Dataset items
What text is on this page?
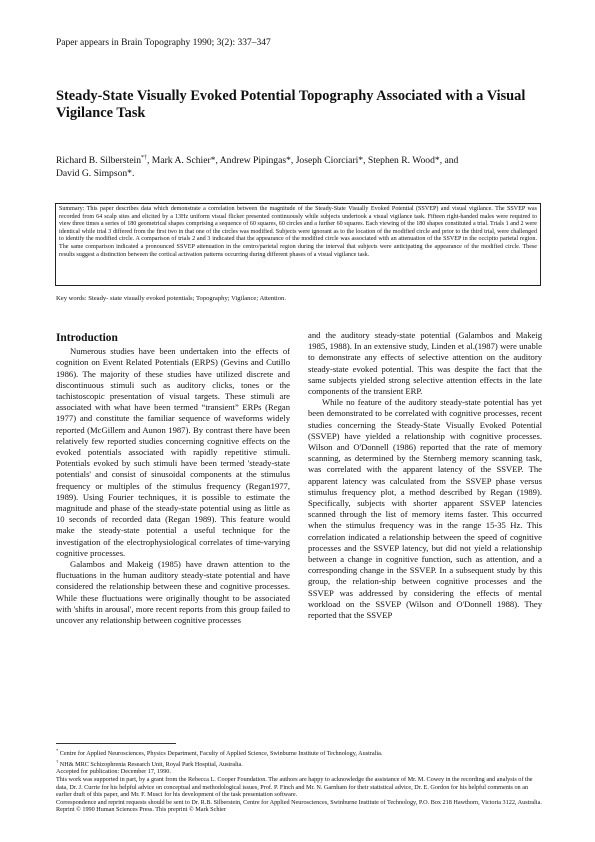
Paper appears in Brain Topography 1990; 3(2): 337–347
Steady-State Visually Evoked Potential Topography Associated with a Visual Vigilance Task
Richard B. Silberstein*†, Mark A. Schier*, Andrew Pipingas*, Joseph Ciorciari*, Stephen R. Wood*, and
David G. Simpson*.
Summary: This paper describes data which demonstrate a correlation between the magnitude of the Steady-State Visually Evoked Potential (SSVEP) and visual vigilance. The SSVEP was recorded from 64 scalp sites and elicited by a 13Hz uniform visual flicker presented continuously while subjects undertook a visual vigilance task. Fifteen right-handed males were required to view three times a series of 180 geometrical shapes comprising a sequence of 60 squares, 60 circles and a further 60 squares. Each viewing of the 180 shapes constituted a trial. Trials 1 and 2 were identical while trial 3 differed from the first two in that one of the circles was modified. Subjects were ignorant as to the location of the modified circle and prior to the third trial, were challenged to identify the modified circle. A comparison of trials 2 and 3 indicated that the appearance of the modified circle was associated with an attenuation of the SSVEP in the occipito parietal region. The same comparison indicated a pronounced SSVEP attenuation in the centro/parietal region during the interval that subjects were anticipating the appearance of the modified circle. These results suggest a distinction between the cortical activation patterns occurring during different phases of a visual vigilance task.
Key words: Steady- state visually evoked potentials; Topography; Vigilance; Attention.
Introduction

Numerous studies have been undertaken into the effects of cognition on Event Related Potentials (ERPS) (Gevins and Cutillo 1986). The majority of these studies have utilized discrete and discontinuous stimuli such as auditory clicks, tones or the tachistoscopic presentation of visual targets. These stimuli are associated with what have been termed “transient” ERPs (Regan 1977) and constitute the familiar sequence of waveforms widely reported (McGillem and Aunon 1987). By contrast there have been relatively few reported studies concerning cognitive effects on the evoked potentials associated with rapidly repetitive stimuli. Potentials evoked by such stimuli have been termed 'steady-state potentials' and consist of sinusoidal components at the stimulus frequency or multiples of the stimulus frequency (Regan1977, 1989). Using Fourier techniques, it is possible to estimate the magnitude and phase of the steady-state potential using as little as 10 seconds of recorded data (Regan 1989). This feature would make the steady-state potential a useful technique for the investigation of the electrophysiological correlates of time-varying cognitive processes.

Galambos and Makeig (1985) have drawn attention to the fluctuations in the human auditory steady-state potential and have considered the relationship between these and cognitive processes. While these fluctuations were originally thought to be associated with 'shifts in arousal', more recent reports from this group failed to uncover any relationship between cognitive processes

and the auditory steady-state potential (Galambos and Makeig 1985, 1988). In an extensive study, Linden et al.(1987) were unable to demonstrate any effects of selective attention on the auditory steady-state evoked potential. This was despite the fact that the same subjects yielded strong selective attention effects in the late components of the transient ERP.

While no feature of the auditory steady-state potential has yet been demonstrated to be correlated with cognitive processes, recent studies concerning the Steady-State Visually Evoked Potential (SSVEP) have yielded a relationship with cognitive processes. Wilson and O'Donnell (1986) reported that the rate of memory scanning, as determined by the Sternberg memory scanning task, was correlated with the apparent latency of the SSVEP. The apparent latency was calculated from the SSVEP phase versus stimulus frequency plot, a method described by Regan (1989). Specifically, subjects with shorter apparent SSVEP latencies scanned through the list of memory items faster. This occurred when the stimulus frequency was in the range 15-35 Hz. This correlation indicated a relationship between the speed of cognitive processes and the SSVEP latency, but did not yield a relationship between a change in cognitive function, such as attention, and a corresponding change in the SSVEP. In a subsequent study by this group, the relation-ship between cognitive processes and the SSVEP was addressed by considering the effects of mental workload on the SSVEP (Wilson and O'Donnell 1988). They reported that the SSVEP

* Centre for Applied Neurosciences, Physics Department, Faculty of Applied Science, Swinburne Institute of Technology, Australia.
† NH& MRC Schizophrenia Research Unit, Royal Park Hospital, Australia.
Accepted for publication: December 17, 1990.
This work was supported in part, by a grant from the Rebecca L. Cooper Foundation. The authors are happy to acknowledge the assistance of Mr. M. Cowey in the recording and analysis of the data, Dr. J. Currie for his helpful advice on conceptual and methodological issues, Prof. P. Finch and Mr. N. Garnham for their statistical advice, Dr. E. Gordon for his helpful comments on an earlier draft of this paper, and Mr. F. Musci for his development of the task presentation software.
Correspondence and reprint requests should be sent to Dr. R.B. Silberstein, Centre for Applied Neurosciences, Swinburne Institute of Technology, P.O. Box 218 Hawthorn, Victoria 3122, Australia.
Reprint © 1990 Human Sciences Press. This preprint © Mark Schier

INSTRUCTIONS FOR THE TASK:
Look for "Schier" and pull out every line that has it.

FINISHED EXERCISE:
Richard B. Silberstein*†, Mark A. Schier*, Andrew Pipingas*, Joseph Ciorciari*, Stephen R. Wood*, and
Reprint © 1990 Human Sciences Press. This preprint © Mark Schier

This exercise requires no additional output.